_Task prompt_. Gather, from the listing beneath this task, every line holding the string "everyone".

---------- Given records ----------

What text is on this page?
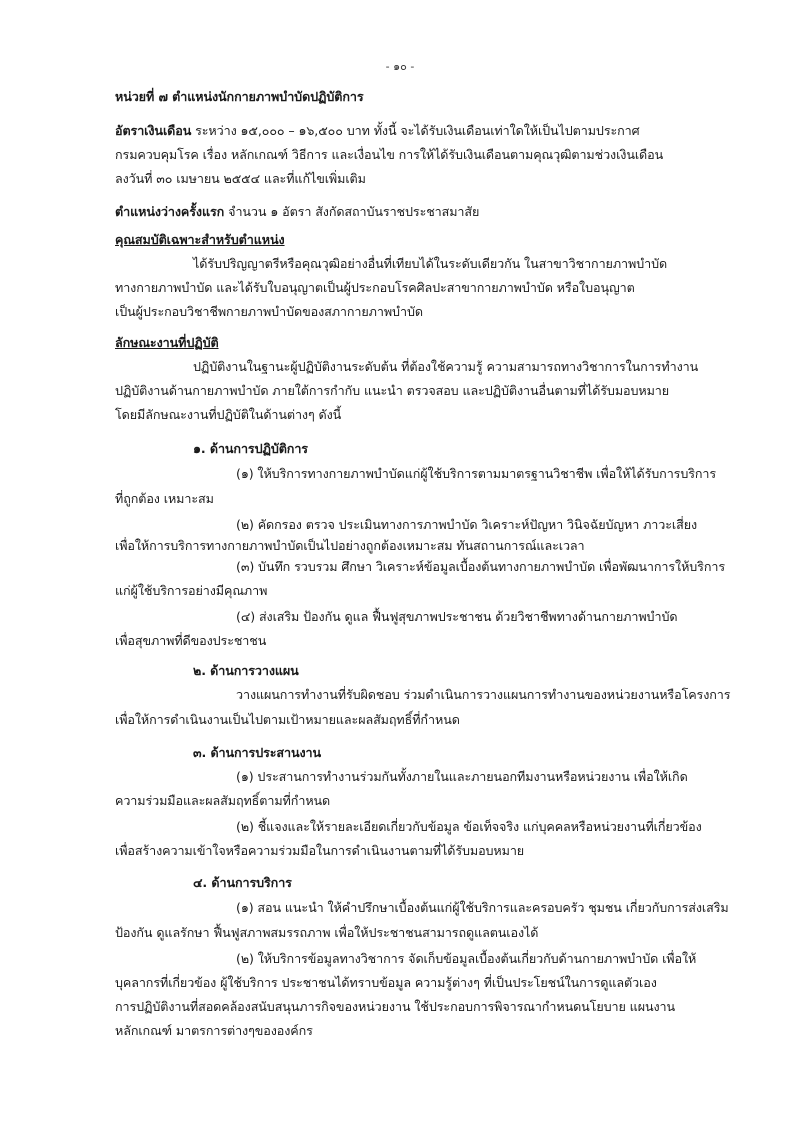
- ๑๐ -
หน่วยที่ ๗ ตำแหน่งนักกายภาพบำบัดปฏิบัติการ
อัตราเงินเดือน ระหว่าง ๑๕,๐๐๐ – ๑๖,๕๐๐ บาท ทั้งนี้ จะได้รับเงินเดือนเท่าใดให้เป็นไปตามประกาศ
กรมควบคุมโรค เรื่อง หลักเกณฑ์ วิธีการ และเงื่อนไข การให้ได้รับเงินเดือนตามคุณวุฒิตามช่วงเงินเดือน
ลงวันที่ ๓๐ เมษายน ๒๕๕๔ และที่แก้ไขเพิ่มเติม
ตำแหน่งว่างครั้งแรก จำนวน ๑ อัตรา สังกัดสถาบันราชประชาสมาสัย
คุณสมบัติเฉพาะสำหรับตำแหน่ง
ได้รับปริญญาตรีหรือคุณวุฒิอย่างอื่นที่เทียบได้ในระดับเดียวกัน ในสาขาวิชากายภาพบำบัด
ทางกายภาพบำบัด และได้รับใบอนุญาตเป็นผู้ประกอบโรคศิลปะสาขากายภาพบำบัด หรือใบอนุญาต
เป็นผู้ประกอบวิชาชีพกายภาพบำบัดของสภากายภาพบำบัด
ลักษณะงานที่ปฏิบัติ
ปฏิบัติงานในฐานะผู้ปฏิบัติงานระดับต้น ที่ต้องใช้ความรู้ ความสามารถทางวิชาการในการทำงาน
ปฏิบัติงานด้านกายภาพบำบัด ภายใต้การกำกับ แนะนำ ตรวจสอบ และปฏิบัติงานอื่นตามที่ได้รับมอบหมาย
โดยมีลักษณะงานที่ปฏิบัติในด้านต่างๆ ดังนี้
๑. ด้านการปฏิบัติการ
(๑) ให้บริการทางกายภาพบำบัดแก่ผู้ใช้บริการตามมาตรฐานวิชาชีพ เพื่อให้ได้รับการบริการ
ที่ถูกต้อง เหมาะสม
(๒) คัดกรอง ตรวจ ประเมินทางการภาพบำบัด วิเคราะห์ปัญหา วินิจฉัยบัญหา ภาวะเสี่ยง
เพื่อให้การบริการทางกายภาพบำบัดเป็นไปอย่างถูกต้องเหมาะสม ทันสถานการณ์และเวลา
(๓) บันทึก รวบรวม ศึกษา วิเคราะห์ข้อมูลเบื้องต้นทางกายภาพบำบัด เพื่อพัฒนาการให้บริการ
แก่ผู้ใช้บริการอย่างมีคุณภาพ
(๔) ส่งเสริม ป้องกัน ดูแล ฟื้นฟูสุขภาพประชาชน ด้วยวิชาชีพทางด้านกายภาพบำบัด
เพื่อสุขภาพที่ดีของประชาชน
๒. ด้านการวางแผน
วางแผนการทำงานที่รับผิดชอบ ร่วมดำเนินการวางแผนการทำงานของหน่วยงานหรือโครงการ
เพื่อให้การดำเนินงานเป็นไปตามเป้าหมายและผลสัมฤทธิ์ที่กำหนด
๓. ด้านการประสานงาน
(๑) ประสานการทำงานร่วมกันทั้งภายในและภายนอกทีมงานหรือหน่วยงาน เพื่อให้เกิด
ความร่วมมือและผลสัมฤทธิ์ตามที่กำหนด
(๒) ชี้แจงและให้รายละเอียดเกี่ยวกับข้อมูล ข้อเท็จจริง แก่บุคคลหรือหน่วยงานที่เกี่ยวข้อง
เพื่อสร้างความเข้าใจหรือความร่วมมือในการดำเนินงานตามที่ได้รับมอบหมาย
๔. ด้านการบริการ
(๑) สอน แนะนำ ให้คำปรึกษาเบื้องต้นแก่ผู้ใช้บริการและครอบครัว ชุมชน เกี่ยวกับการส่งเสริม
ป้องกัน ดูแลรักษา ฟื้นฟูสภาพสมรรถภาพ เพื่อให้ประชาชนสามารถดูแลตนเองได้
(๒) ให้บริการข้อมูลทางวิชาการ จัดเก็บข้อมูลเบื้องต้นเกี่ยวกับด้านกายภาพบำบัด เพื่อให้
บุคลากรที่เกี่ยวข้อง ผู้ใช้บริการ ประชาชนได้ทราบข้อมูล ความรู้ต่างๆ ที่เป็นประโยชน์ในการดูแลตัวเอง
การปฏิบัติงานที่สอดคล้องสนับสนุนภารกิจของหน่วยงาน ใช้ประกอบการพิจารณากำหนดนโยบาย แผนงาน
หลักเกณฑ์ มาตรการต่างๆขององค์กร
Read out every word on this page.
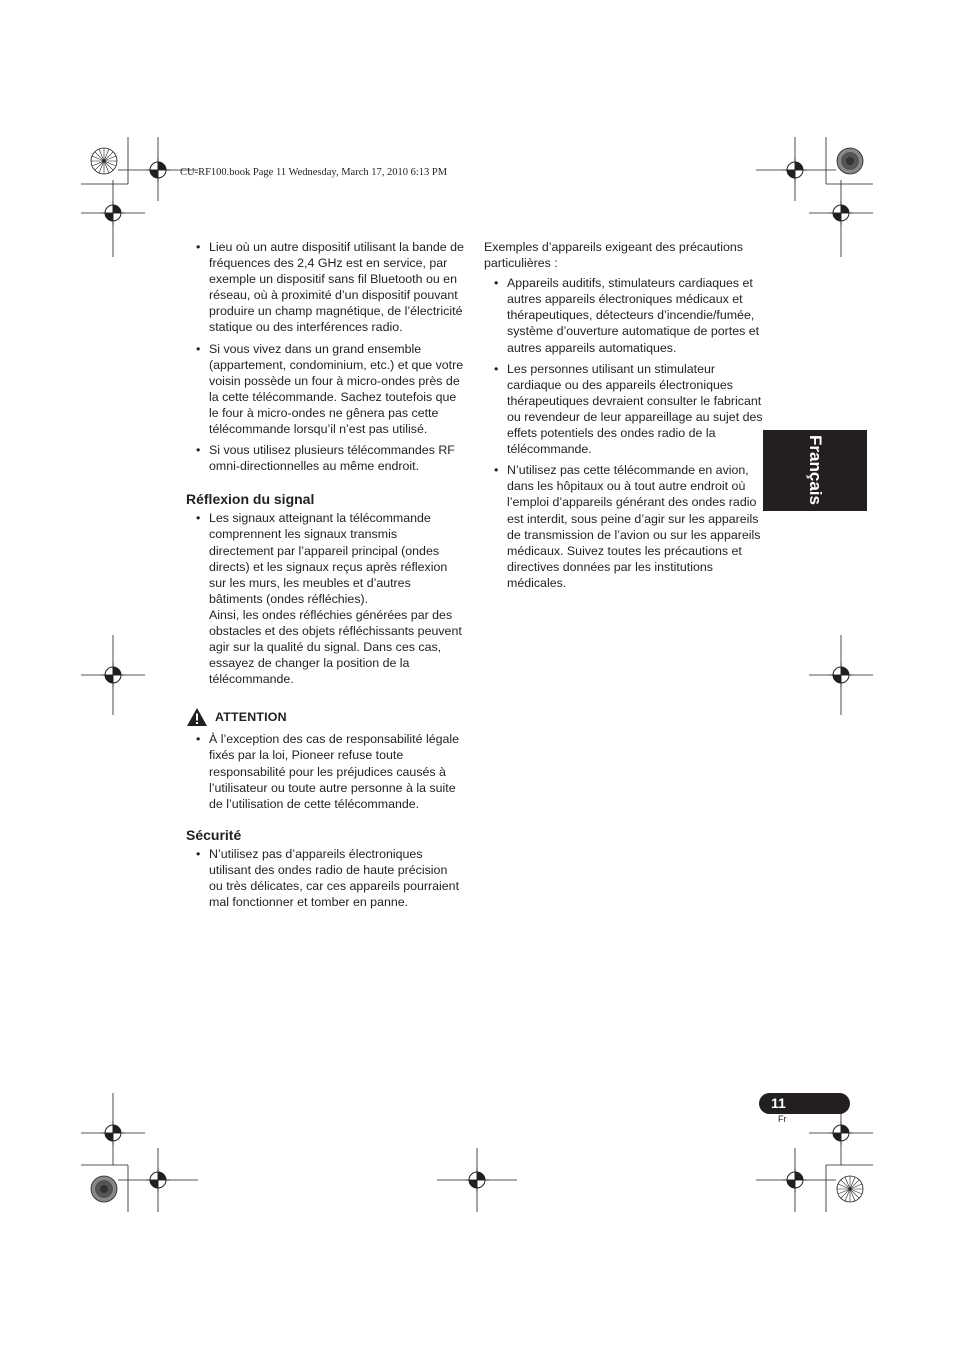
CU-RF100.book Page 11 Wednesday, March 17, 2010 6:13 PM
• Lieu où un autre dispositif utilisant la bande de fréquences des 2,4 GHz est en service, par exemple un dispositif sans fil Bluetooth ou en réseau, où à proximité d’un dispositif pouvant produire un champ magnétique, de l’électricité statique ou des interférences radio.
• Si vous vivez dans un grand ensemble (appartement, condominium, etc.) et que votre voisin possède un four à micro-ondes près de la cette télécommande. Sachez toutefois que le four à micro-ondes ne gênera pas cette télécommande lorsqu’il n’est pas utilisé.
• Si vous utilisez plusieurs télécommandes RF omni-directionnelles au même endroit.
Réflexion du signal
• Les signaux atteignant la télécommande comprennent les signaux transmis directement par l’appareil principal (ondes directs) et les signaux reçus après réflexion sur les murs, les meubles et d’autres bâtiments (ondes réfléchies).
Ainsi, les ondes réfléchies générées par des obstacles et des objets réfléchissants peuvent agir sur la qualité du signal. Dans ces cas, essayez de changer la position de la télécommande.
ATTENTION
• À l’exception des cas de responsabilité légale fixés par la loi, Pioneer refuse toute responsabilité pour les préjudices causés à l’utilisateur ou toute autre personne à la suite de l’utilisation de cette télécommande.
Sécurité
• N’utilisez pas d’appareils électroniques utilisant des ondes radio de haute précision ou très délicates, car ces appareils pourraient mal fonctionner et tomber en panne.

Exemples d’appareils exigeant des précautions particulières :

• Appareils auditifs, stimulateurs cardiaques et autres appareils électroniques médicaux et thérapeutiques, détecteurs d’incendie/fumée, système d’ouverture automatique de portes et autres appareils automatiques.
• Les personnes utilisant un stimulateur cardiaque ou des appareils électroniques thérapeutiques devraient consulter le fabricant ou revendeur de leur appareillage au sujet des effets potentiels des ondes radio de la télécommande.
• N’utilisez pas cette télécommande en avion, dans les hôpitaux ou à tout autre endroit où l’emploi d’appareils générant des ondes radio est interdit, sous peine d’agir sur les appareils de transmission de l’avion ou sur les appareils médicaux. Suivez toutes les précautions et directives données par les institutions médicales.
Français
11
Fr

----------
---------- Given records ----------

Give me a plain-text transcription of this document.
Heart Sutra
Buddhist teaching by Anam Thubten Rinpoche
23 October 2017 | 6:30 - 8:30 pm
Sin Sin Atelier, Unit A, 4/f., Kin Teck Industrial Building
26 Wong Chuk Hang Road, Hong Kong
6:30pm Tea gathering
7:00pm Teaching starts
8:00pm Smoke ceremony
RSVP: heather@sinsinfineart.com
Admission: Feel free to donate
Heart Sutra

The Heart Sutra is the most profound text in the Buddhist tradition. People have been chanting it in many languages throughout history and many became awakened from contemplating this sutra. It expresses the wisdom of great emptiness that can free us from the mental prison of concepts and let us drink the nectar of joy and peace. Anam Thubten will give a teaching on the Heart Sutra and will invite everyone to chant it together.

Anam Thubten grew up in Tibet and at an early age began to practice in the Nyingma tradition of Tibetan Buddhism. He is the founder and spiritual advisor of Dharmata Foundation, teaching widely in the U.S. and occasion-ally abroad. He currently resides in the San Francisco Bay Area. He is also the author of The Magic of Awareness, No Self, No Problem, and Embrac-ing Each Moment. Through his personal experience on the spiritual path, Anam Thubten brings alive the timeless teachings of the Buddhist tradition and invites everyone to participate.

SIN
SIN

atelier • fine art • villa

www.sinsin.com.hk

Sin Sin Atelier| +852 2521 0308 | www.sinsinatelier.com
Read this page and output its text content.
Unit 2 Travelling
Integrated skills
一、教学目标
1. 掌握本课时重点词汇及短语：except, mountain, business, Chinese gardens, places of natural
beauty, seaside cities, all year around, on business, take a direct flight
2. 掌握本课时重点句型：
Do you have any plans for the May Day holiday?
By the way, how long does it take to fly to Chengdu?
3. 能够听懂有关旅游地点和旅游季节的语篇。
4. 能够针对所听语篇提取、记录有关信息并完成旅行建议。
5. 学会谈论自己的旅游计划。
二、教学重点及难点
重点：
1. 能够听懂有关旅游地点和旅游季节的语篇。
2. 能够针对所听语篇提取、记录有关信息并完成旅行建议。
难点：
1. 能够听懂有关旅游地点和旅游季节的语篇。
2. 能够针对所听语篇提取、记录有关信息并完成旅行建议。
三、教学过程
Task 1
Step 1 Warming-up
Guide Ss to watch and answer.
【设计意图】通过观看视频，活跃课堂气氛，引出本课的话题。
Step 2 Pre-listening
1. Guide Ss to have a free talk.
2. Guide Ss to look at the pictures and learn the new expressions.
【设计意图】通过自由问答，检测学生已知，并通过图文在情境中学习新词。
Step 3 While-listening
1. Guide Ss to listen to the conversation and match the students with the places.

----------
---------- Given records ----------

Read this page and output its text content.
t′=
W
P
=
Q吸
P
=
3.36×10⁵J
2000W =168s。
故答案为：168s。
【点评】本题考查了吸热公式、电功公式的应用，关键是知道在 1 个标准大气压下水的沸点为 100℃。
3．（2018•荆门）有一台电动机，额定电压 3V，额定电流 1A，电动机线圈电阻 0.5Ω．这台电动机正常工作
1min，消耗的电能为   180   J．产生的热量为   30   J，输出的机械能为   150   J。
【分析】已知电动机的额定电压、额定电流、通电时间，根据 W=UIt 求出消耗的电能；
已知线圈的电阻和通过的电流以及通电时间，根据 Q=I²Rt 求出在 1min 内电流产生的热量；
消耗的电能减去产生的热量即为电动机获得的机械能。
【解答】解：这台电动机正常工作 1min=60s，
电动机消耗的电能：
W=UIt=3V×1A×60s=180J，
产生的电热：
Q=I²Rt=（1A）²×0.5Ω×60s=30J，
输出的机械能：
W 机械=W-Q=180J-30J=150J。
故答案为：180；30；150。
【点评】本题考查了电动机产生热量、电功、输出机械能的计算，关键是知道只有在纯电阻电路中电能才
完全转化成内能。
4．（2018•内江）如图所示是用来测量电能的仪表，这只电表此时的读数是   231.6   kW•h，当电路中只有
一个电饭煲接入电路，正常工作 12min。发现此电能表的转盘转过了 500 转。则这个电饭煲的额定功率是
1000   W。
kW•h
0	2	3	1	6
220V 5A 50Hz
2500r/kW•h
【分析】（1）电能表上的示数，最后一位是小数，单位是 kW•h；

----------

_The response_.
The Heart Sutra is the most profound text in the Buddhist tradition. People have been chanting it in many languages throughout history and many became awakened from contemplating this sutra. It expresses the wisdom of great emptiness that can free us from the mental prison of concepts and let us drink the nectar of joy and peace. Anam Thubten will give a teaching on the Heart Sutra and will invite everyone to chant it together.
Anam Thubten grew up in Tibet and at an early age began to practice in the Nyingma tradition of Tibetan Buddhism. He is the founder and spiritual advisor of Dharmata Foundation, teaching widely in the U.S. and occasion-ally abroad. He currently resides in the San Francisco Bay Area. He is also the author of The Magic of Awareness, No Self, No Problem, and Embrac-ing Each Moment. Through his personal experience on the spiritual path, Anam Thubten brings alive the timeless teachings of the Buddhist tradition and invites everyone to participate.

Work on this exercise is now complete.